GOAL | Repeat the listing below in full, exactly as it stands.

EXCERPTED DATA |
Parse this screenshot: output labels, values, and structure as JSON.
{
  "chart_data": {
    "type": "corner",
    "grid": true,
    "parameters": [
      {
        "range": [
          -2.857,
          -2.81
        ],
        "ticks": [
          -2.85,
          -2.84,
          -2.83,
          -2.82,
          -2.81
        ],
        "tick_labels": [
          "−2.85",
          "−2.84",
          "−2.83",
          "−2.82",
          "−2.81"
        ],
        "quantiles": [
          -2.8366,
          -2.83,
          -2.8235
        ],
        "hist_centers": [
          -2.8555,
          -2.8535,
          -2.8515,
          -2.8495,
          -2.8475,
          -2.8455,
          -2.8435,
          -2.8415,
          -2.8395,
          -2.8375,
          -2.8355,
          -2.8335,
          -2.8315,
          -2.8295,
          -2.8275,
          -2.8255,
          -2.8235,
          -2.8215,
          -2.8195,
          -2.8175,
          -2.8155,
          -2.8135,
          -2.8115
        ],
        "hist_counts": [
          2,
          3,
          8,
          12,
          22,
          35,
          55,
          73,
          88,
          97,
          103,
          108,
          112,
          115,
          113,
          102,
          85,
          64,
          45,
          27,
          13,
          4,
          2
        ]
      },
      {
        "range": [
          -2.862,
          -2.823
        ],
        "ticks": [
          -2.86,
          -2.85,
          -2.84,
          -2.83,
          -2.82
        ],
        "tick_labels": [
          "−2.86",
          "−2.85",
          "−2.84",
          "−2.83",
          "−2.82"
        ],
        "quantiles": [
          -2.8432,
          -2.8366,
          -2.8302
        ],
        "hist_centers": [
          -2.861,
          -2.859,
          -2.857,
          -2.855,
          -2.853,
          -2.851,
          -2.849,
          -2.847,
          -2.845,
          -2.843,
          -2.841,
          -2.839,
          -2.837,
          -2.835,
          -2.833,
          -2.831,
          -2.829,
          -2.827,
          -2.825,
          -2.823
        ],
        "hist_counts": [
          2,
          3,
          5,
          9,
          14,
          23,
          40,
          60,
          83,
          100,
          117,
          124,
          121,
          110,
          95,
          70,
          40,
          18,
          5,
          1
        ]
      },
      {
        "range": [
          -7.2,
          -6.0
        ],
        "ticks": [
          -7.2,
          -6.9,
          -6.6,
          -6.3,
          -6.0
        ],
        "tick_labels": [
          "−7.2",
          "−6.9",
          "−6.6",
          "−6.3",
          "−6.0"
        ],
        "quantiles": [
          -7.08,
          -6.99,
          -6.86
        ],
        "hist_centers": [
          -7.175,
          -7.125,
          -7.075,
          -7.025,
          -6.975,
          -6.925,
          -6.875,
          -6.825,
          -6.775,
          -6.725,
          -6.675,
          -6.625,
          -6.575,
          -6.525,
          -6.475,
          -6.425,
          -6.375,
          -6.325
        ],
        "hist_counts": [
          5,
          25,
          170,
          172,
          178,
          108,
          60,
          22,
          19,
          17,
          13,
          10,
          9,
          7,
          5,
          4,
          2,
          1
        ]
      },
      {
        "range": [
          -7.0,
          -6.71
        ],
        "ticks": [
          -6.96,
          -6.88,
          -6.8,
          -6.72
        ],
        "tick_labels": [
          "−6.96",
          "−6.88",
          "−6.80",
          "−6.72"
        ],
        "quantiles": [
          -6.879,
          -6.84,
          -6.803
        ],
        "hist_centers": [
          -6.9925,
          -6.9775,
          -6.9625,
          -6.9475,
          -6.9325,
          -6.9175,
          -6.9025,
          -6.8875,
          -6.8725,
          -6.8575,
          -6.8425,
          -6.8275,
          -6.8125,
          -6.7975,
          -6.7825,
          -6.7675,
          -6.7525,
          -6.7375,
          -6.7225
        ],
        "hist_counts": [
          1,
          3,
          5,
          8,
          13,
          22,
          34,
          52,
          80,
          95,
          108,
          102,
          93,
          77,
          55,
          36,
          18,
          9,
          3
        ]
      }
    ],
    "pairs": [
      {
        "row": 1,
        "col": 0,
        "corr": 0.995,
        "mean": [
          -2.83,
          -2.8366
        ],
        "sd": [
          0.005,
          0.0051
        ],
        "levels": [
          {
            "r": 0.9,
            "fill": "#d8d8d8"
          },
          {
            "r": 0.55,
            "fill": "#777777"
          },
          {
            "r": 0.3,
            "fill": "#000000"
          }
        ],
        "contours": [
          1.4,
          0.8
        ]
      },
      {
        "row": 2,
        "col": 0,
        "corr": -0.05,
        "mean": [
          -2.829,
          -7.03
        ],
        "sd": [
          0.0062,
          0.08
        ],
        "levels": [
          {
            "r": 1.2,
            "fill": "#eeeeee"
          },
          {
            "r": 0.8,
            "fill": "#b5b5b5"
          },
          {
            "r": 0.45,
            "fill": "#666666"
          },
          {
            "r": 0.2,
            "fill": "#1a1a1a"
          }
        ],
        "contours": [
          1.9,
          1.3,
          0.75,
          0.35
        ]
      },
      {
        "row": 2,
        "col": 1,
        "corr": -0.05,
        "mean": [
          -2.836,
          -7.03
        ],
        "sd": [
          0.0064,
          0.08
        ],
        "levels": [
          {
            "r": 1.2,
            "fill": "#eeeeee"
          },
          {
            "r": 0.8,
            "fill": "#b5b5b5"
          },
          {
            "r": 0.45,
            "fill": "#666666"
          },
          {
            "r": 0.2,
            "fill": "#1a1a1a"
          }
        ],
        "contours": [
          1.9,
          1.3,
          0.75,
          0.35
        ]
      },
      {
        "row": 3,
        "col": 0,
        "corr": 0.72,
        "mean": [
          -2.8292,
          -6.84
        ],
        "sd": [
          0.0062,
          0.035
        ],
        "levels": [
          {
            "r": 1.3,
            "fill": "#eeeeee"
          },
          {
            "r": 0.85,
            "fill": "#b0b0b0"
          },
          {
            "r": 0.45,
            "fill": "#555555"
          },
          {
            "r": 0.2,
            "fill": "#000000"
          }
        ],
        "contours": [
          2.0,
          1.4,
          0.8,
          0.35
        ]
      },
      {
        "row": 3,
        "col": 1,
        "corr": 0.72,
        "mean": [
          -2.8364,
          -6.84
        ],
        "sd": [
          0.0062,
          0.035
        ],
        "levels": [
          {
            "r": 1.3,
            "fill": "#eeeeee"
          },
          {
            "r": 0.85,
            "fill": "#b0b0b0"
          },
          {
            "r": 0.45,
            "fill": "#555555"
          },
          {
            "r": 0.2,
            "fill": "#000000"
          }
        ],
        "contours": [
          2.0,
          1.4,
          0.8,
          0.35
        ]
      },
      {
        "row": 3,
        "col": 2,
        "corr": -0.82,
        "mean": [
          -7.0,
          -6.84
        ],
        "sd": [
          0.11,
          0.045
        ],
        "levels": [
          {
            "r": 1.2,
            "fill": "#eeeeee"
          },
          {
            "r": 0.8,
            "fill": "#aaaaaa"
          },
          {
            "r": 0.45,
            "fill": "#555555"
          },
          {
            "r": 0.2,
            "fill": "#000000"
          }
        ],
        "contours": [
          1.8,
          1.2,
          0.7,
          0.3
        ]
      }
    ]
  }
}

RESULT OF THIS EXERCISE |
Parse this screenshot: output labels, values, and structure as JSON.
{
  "chart_data": {
    "type": "corner",
    "grid": true,
    "parameters": [
      {
        "range": [
          -2.857,
          -2.81
        ],
        "ticks": [
          -2.85,
          -2.84,
          -2.83,
          -2.82,
          -2.81
        ],
        "tick_labels": [
          "−2.85",
          "−2.84",
          "−2.83",
          "−2.82",
          "−2.81"
        ],
        "quantiles": [
          -2.8366,
          -2.83,
          -2.8235
        ],
        "hist_centers": [
          -2.8555,
          -2.8535,
          -2.8515,
          -2.8495,
          -2.8475,
          -2.8455,
          -2.8435,
          -2.8415,
          -2.8395,
          -2.8375,
          -2.8355,
          -2.8335,
          -2.8315,
          -2.8295,
          -2.8275,
          -2.8255,
          -2.8235,
          -2.8215,
          -2.8195,
          -2.8175,
          -2.8155,
          -2.8135,
          -2.8115
        ],
        "hist_counts": [
          2,
          3,
          8,
          12,
          22,
          35,
          55,
          73,
          88,
          97,
          103,
          108,
          112,
          115,
          113,
          102,
          85,
          64,
          45,
          27,
          13,
          4,
          2
        ]
      },
      {
        "range": [
          -2.862,
          -2.823
        ],
        "ticks": [
          -2.86,
          -2.85,
          -2.84,
          -2.83,
          -2.82
        ],
        "tick_labels": [
          "−2.86",
          "−2.85",
          "−2.84",
          "−2.83",
          "−2.82"
        ],
        "quantiles": [
          -2.8432,
          -2.8366,
          -2.8302
        ],
        "hist_centers": [
          -2.861,
          -2.859,
          -2.857,
          -2.855,
          -2.853,
          -2.851,
          -2.849,
          -2.847,
          -2.845,
          -2.843,
          -2.841,
          -2.839,
          -2.837,
          -2.835,
          -2.833,
          -2.831,
          -2.829,
          -2.827,
          -2.825,
          -2.823
        ],
        "hist_counts": [
          2,
          3,
          5,
          9,
          14,
          23,
          40,
          60,
          83,
          100,
          117,
          124,
          121,
          110,
          95,
          70,
          40,
          18,
          5,
          1
        ]
      },
      {
        "range": [
          -7.2,
          -6.0
        ],
        "ticks": [
          -7.2,
          -6.9,
          -6.6,
          -6.3,
          -6.0
        ],
        "tick_labels": [
          "−7.2",
          "−6.9",
          "−6.6",
          "−6.3",
          "−6.0"
        ],
        "quantiles": [
          -7.08,
          -6.99,
          -6.86
        ],
        "hist_centers": [
          -7.175,
          -7.125,
          -7.075,
          -7.025,
          -6.975,
          -6.925,
          -6.875,
          -6.825,
          -6.775,
          -6.725,
          -6.675,
          -6.625,
          -6.575,
          -6.525,
          -6.475,
          -6.425,
          -6.375,
          -6.325
        ],
        "hist_counts": [
          5,
          25,
          170,
          172,
          178,
          108,
          60,
          22,
          19,
          17,
          13,
          10,
          9,
          7,
          5,
          4,
          2,
          1
        ]
      },
      {
        "range": [
          -7.0,
          -6.71
        ],
        "ticks": [
          -6.96,
          -6.88,
          -6.8,
          -6.72
        ],
        "tick_labels": [
          "−6.96",
          "−6.88",
          "−6.80",
          "−6.72"
        ],
        "quantiles": [
          -6.879,
          -6.84,
          -6.803
        ],
        "hist_centers": [
          -6.9925,
          -6.9775,
          -6.9625,
          -6.9475,
          -6.9325,
          -6.9175,
          -6.9025,
          -6.8875,
          -6.8725,
          -6.8575,
          -6.8425,
          -6.8275,
          -6.8125,
          -6.7975,
          -6.7825,
          -6.7675,
          -6.7525,
          -6.7375,
          -6.7225
        ],
        "hist_counts": [
          1,
          3,
          5,
          8,
          13,
          22,
          34,
          52,
          80,
          95,
          108,
          102,
          93,
          77,
          55,
          36,
          18,
          9,
          3
        ]
      }
    ],
    "pairs": [
      {
        "row": 1,
        "col": 0,
        "corr": 0.995,
        "mean": [
          -2.83,
          -2.8366
        ],
        "sd": [
          0.005,
          0.0051
        ],
        "levels": [
          {
            "r": 0.9,
            "fill": "#d8d8d8"
          },
          {
            "r": 0.55,
            "fill": "#777777"
          },
          {
            "r": 0.3,
            "fill": "#000000"
          }
        ],
        "contours": [
          1.4,
          0.8
        ]
      },
      {
        "row": 2,
        "col": 0,
        "corr": -0.05,
        "mean": [
          -2.829,
          -7.03
        ],
        "sd": [
          0.0062,
          0.08
        ],
        "levels": [
          {
            "r": 1.2,
            "fill": "#eeeeee"
          },
          {
            "r": 0.8,
            "fill": "#b5b5b5"
          },
          {
            "r": 0.45,
            "fill": "#666666"
          },
          {
            "r": 0.2,
            "fill": "#1a1a1a"
          }
        ],
        "contours": [
          1.9,
          1.3,
          0.75,
          0.35
        ]
      },
      {
        "row": 2,
        "col": 1,
        "corr": -0.05,
        "mean": [
          -2.836,
          -7.03
        ],
        "sd": [
          0.0064,
          0.08
        ],
        "levels": [
          {
            "r": 1.2,
            "fill": "#eeeeee"
          },
          {
            "r": 0.8,
            "fill": "#b5b5b5"
          },
          {
            "r": 0.45,
            "fill": "#666666"
          },
          {
            "r": 0.2,
            "fill": "#1a1a1a"
          }
        ],
        "contours": [
          1.9,
          1.3,
          0.75,
          0.35
        ]
      },
      {
        "row": 3,
        "col": 0,
        "corr": 0.72,
        "mean": [
          -2.8292,
          -6.84
        ],
        "sd": [
          0.0062,
          0.035
        ],
        "levels": [
          {
            "r": 1.3,
            "fill": "#eeeeee"
          },
          {
            "r": 0.85,
            "fill": "#b0b0b0"
          },
          {
            "r": 0.45,
            "fill": "#555555"
          },
          {
            "r": 0.2,
            "fill": "#000000"
          }
        ],
        "contours": [
          2.0,
          1.4,
          0.8,
          0.35
        ]
      },
      {
        "row": 3,
        "col": 1,
        "corr": 0.72,
        "mean": [
          -2.8364,
          -6.84
        ],
        "sd": [
          0.0062,
          0.035
        ],
        "levels": [
          {
            "r": 1.3,
            "fill": "#eeeeee"
          },
          {
            "r": 0.85,
            "fill": "#b0b0b0"
          },
          {
            "r": 0.45,
            "fill": "#555555"
          },
          {
            "r": 0.2,
            "fill": "#000000"
          }
        ],
        "contours": [
          2.0,
          1.4,
          0.8,
          0.35
        ]
      },
      {
        "row": 3,
        "col": 2,
        "corr": -0.82,
        "mean": [
          -7.0,
          -6.84
        ],
        "sd": [
          0.11,
          0.045
        ],
        "levels": [
          {
            "r": 1.2,
            "fill": "#eeeeee"
          },
          {
            "r": 0.8,
            "fill": "#aaaaaa"
          },
          {
            "r": 0.45,
            "fill": "#555555"
          },
          {
            "r": 0.2,
            "fill": "#000000"
          }
        ],
        "contours": [
          1.8,
          1.2,
          0.7,
          0.3
        ]
      }
    ]
  }
}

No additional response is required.